■ Exercise task ■
In full and without deviation, write out the entries that follow.

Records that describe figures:
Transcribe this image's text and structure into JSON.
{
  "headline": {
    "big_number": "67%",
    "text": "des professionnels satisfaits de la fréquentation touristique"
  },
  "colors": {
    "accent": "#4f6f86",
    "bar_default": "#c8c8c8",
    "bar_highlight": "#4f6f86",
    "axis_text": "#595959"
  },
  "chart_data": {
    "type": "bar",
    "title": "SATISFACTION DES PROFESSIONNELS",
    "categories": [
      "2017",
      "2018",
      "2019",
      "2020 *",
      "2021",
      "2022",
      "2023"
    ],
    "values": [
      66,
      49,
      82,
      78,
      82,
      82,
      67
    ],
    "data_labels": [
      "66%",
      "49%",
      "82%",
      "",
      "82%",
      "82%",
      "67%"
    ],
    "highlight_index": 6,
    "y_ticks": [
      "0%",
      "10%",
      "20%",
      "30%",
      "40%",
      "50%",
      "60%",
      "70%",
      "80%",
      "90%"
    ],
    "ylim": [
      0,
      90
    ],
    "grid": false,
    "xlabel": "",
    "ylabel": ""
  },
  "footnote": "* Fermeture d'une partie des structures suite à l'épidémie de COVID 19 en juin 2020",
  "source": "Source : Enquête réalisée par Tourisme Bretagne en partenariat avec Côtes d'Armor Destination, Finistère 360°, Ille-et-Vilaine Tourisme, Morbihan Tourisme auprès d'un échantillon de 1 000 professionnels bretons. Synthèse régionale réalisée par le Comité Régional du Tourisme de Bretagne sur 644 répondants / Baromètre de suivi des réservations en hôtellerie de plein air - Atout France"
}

■ In response ■
Transcribe this image's text and structure into JSON.
{
  "headline": {
    "big_number": "67%",
    "text": "des professionnels satisfaits de la fréquentation touristique"
  },
  "colors": {
    "accent": "#4f6f86",
    "bar_default": "#c8c8c8",
    "bar_highlight": "#4f6f86",
    "axis_text": "#595959"
  },
  "chart_data": {
    "type": "bar",
    "title": "SATISFACTION DES PROFESSIONNELS",
    "categories": [
      "2017",
      "2018",
      "2019",
      "2020 *",
      "2021",
      "2022",
      "2023"
    ],
    "values": [
      66,
      49,
      82,
      78,
      82,
      82,
      67
    ],
    "data_labels": [
      "66%",
      "49%",
      "82%",
      "",
      "82%",
      "82%",
      "67%"
    ],
    "highlight_index": 6,
    "y_ticks": [
      "0%",
      "10%",
      "20%",
      "30%",
      "40%",
      "50%",
      "60%",
      "70%",
      "80%",
      "90%"
    ],
    "ylim": [
      0,
      90
    ],
    "grid": false,
    "xlabel": "",
    "ylabel": ""
  },
  "footnote": "* Fermeture d'une partie des structures suite à l'épidémie de COVID 19 en juin 2020",
  "source": "Source : Enquête réalisée par Tourisme Bretagne en partenariat avec Côtes d'Armor Destination, Finistère 360°, Ille-et-Vilaine Tourisme, Morbihan Tourisme auprès d'un échantillon de 1 000 professionnels bretons. Synthèse régionale réalisée par le Comité Régional du Tourisme de Bretagne sur 644 répondants / Baromètre de suivi des réservations en hôtellerie de plein air - Atout France"
}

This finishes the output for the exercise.